* **Data rows**:
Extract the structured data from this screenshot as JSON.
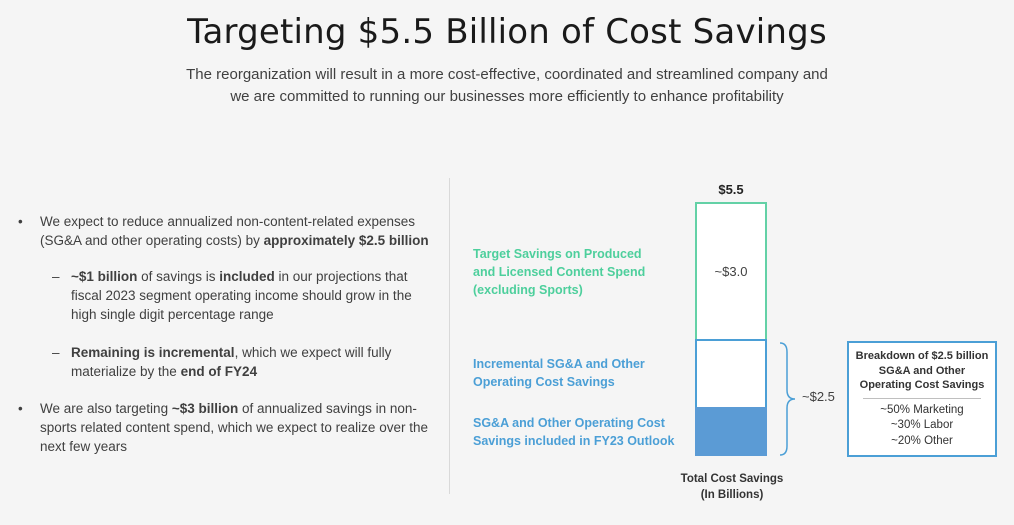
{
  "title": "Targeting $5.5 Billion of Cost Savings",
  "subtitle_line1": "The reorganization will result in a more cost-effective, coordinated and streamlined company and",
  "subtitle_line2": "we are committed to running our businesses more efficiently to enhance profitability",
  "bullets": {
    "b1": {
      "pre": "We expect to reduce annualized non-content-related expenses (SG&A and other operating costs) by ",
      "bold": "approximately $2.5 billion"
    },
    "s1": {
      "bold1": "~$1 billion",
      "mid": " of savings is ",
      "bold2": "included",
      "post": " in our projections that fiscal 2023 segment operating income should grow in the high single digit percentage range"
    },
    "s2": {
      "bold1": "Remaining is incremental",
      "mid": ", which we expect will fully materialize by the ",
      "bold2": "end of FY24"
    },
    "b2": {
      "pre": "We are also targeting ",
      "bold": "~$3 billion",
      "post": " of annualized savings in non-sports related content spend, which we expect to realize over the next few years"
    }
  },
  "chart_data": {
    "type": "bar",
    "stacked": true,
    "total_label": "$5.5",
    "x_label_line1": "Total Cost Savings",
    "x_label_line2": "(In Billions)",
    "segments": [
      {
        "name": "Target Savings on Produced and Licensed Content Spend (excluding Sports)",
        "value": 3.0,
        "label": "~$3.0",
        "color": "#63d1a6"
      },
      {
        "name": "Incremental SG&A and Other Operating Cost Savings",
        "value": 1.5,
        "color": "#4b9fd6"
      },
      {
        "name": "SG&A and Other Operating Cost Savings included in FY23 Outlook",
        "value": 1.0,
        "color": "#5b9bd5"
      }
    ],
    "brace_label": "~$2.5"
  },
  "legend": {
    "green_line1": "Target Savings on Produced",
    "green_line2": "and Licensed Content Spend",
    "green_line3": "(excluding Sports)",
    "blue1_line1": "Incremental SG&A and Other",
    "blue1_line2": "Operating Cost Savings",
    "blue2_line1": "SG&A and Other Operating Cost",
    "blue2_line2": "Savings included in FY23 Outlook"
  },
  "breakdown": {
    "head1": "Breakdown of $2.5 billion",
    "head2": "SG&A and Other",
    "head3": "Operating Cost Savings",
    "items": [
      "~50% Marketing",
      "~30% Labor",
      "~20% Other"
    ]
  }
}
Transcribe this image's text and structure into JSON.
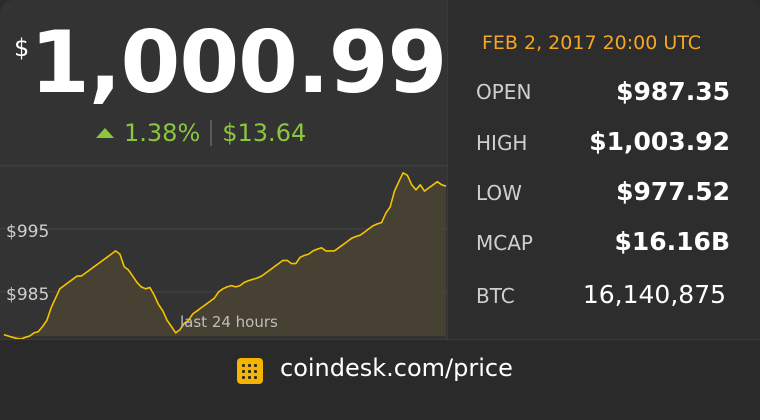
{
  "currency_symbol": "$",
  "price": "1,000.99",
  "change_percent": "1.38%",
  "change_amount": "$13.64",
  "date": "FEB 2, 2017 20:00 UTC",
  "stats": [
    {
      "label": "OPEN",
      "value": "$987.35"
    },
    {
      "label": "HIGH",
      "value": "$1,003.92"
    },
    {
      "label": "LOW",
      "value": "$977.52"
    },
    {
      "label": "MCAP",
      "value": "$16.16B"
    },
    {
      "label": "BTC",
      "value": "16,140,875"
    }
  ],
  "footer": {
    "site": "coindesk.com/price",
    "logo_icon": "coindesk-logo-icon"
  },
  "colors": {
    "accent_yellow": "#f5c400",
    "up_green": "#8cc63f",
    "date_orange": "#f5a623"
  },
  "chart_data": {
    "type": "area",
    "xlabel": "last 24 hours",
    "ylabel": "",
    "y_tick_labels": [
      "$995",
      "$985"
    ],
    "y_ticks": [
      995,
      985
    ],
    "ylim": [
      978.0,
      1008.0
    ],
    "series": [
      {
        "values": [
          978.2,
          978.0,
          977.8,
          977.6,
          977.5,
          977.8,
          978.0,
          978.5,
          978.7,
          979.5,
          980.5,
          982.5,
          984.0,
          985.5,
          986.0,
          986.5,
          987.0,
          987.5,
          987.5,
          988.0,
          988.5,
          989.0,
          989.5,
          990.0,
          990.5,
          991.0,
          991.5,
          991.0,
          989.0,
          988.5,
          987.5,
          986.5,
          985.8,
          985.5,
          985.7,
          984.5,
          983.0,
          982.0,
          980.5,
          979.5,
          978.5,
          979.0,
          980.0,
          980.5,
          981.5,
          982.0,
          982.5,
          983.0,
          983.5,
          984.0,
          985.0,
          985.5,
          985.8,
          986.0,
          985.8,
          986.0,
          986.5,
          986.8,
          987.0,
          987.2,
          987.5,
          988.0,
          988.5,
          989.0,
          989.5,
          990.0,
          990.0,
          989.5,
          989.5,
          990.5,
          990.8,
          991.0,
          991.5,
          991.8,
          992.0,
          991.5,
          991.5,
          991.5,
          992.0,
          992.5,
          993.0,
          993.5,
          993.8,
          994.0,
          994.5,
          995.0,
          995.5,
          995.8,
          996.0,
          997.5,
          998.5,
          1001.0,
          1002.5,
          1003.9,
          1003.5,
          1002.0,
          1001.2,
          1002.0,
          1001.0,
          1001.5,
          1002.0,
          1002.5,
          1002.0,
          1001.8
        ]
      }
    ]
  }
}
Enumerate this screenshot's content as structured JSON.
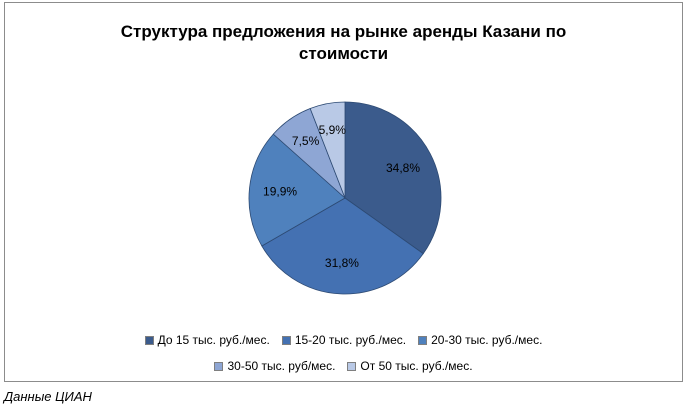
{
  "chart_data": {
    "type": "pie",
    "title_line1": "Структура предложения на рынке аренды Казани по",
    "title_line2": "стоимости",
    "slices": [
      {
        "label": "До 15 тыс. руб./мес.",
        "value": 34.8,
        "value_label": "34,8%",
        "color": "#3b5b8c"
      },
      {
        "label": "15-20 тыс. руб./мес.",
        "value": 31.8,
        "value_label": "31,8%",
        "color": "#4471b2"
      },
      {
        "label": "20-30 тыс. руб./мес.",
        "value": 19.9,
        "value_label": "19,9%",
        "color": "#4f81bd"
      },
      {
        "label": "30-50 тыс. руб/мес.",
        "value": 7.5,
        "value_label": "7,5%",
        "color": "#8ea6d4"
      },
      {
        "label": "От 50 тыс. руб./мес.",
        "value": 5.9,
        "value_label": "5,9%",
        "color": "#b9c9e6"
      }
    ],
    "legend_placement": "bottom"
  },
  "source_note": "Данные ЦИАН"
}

* **Exercise details**: In the records above, find the line containing "Enumerate this screenshot's". Reproduce it and every line after it through the last line, omitting pictures.

* **Full solution**:
Enumerate this screenshot's content as structured JSON.
{
  "chart_data": {
    "type": "pie",
    "title_line1": "Структура предложения на рынке аренды Казани по",
    "title_line2": "стоимости",
    "slices": [
      {
        "label": "До 15 тыс. руб./мес.",
        "value": 34.8,
        "value_label": "34,8%",
        "color": "#3b5b8c"
      },
      {
        "label": "15-20 тыс. руб./мес.",
        "value": 31.8,
        "value_label": "31,8%",
        "color": "#4471b2"
      },
      {
        "label": "20-30 тыс. руб./мес.",
        "value": 19.9,
        "value_label": "19,9%",
        "color": "#4f81bd"
      },
      {
        "label": "30-50 тыс. руб/мес.",
        "value": 7.5,
        "value_label": "7,5%",
        "color": "#8ea6d4"
      },
      {
        "label": "От 50 тыс. руб./мес.",
        "value": 5.9,
        "value_label": "5,9%",
        "color": "#b9c9e6"
      }
    ],
    "legend_placement": "bottom"
  },
  "source_note": "Данные ЦИАН"
}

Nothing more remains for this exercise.